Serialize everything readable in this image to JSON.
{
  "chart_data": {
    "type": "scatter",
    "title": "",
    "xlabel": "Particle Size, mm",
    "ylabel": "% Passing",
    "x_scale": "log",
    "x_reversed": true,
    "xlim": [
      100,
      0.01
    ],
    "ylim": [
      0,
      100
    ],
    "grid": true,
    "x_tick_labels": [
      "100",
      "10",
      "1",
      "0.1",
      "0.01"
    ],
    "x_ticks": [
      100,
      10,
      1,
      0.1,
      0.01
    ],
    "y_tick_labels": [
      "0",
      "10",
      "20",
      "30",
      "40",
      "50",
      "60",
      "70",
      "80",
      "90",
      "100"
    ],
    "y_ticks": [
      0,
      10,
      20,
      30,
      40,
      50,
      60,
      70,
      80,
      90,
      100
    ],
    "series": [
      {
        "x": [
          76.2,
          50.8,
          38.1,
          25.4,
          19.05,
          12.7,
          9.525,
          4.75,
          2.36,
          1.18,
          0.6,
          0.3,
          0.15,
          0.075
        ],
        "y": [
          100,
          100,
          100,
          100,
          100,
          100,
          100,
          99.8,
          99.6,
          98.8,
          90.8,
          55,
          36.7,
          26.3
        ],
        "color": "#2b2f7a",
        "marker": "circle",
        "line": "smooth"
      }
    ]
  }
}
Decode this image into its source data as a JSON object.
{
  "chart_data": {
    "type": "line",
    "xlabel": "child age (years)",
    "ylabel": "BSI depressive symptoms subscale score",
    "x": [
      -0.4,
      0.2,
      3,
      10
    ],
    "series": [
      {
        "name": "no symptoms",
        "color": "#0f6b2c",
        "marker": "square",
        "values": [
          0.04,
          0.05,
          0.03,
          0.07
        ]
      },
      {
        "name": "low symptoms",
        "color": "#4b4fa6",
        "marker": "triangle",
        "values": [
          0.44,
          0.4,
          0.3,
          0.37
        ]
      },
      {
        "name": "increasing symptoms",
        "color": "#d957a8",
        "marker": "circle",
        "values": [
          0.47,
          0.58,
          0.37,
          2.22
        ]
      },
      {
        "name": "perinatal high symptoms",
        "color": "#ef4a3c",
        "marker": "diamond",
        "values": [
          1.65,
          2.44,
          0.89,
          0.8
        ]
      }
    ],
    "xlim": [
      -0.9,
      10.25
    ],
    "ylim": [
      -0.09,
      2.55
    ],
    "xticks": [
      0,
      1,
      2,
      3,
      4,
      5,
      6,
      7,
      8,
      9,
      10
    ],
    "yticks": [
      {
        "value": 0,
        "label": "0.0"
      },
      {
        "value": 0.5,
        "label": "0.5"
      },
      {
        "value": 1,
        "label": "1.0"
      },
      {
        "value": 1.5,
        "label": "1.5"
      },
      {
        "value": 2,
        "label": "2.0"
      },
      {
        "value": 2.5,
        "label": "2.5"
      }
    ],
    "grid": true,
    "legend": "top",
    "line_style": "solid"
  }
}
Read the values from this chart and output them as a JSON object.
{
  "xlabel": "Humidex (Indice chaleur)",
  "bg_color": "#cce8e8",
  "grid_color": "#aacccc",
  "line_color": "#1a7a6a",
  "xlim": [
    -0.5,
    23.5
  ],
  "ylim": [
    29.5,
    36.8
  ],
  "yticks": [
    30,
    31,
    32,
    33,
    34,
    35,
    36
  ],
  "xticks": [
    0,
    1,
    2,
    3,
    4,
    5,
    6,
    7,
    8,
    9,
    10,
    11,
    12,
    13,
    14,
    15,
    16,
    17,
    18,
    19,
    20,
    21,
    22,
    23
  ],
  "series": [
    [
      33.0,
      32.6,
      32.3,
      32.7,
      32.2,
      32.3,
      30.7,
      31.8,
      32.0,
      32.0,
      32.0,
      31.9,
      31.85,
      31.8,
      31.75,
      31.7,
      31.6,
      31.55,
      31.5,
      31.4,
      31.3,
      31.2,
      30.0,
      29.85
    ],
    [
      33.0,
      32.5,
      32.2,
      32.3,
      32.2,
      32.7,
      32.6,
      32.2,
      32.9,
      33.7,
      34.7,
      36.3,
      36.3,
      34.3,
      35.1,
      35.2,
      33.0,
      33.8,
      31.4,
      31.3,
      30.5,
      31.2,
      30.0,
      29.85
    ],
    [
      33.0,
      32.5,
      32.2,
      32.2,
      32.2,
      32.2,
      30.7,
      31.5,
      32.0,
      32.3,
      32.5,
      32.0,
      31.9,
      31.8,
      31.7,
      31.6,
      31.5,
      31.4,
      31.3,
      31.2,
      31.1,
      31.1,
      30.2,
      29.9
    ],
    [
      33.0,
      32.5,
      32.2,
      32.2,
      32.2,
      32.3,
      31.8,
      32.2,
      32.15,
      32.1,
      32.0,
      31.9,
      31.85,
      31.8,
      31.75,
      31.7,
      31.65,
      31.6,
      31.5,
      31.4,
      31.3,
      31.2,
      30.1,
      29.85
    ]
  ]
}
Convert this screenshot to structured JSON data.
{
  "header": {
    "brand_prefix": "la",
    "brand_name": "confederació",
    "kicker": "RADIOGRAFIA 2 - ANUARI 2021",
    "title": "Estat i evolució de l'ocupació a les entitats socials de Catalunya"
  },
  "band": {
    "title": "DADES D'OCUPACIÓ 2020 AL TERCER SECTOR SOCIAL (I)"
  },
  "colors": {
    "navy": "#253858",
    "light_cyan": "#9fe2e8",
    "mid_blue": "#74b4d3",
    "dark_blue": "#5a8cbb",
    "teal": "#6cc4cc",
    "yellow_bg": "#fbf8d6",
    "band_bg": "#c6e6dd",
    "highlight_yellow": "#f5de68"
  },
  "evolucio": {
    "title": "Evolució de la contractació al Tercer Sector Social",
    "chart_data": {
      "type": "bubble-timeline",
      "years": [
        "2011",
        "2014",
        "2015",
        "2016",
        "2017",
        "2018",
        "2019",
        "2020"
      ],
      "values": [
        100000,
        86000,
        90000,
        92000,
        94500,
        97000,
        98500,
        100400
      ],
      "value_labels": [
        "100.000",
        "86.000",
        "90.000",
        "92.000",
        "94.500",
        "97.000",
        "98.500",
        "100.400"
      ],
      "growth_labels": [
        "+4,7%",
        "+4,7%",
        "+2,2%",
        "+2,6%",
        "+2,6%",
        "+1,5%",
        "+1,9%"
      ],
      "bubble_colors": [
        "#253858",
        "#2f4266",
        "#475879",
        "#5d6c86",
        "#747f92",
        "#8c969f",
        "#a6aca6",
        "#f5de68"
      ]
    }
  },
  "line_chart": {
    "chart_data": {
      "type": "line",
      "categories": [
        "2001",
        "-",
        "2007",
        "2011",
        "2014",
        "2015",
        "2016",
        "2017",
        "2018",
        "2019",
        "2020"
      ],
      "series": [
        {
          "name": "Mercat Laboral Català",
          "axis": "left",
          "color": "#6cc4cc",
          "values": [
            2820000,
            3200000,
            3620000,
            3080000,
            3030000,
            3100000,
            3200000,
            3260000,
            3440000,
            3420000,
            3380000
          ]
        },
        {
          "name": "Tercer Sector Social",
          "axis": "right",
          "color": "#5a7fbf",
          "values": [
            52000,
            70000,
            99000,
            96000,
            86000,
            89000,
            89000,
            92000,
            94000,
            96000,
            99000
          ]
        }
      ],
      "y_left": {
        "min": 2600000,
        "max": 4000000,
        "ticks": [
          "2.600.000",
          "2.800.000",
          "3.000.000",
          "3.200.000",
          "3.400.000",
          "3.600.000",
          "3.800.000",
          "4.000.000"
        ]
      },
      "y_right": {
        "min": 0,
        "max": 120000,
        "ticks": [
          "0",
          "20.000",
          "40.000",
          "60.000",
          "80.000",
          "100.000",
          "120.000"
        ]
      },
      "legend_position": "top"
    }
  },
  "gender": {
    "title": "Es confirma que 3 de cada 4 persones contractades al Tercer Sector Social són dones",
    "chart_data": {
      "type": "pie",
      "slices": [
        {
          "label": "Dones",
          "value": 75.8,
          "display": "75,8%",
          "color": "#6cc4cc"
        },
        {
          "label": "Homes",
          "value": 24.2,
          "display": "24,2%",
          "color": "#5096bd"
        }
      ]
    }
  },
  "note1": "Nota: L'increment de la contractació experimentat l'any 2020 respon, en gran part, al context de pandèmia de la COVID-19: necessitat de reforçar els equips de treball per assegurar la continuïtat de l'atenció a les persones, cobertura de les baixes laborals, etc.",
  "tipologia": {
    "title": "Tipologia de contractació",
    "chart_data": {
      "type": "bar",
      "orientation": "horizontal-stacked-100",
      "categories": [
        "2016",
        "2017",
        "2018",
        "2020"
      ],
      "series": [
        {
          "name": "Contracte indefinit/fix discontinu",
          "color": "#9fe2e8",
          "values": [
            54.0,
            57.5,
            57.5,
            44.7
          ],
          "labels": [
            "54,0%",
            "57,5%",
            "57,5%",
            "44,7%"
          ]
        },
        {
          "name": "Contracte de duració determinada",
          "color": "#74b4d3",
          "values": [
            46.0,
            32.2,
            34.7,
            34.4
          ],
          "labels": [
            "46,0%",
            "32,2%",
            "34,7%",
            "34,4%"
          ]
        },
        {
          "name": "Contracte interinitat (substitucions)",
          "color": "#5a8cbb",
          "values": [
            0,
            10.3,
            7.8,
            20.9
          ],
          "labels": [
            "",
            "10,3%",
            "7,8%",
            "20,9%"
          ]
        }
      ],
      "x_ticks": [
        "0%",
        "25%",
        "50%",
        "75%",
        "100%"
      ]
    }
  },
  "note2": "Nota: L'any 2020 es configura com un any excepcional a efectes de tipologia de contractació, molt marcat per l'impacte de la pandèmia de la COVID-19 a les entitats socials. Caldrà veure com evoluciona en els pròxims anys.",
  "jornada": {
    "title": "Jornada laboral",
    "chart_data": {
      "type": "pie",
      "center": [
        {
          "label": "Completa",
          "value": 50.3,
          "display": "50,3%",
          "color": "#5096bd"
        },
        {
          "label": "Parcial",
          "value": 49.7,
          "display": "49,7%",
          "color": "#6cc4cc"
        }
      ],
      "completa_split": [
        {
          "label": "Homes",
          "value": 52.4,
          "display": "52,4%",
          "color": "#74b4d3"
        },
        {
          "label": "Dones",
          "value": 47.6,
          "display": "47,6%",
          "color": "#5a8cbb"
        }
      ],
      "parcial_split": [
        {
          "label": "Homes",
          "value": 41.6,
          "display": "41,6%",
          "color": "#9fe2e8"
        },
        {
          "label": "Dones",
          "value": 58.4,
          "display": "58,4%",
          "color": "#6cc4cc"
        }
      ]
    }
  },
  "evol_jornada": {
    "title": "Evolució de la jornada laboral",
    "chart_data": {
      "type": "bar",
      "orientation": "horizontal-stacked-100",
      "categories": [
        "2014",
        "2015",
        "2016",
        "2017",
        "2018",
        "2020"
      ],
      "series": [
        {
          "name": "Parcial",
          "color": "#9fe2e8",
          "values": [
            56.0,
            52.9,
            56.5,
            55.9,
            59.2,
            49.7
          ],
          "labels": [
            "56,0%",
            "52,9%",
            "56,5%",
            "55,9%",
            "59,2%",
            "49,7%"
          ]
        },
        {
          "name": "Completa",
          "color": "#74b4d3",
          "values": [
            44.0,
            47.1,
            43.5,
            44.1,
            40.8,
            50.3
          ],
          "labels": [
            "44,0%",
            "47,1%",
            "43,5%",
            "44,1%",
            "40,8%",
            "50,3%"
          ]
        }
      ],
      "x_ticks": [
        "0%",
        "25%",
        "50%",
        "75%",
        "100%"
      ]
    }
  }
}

## Stated problem
List every line above containing the word "Contracte".

## Response to the task
          "name": "Contracte indefinit/fix discontinu",
          "name": "Contracte de duració determinada",
          "name": "Contracte interinitat (substitucions)",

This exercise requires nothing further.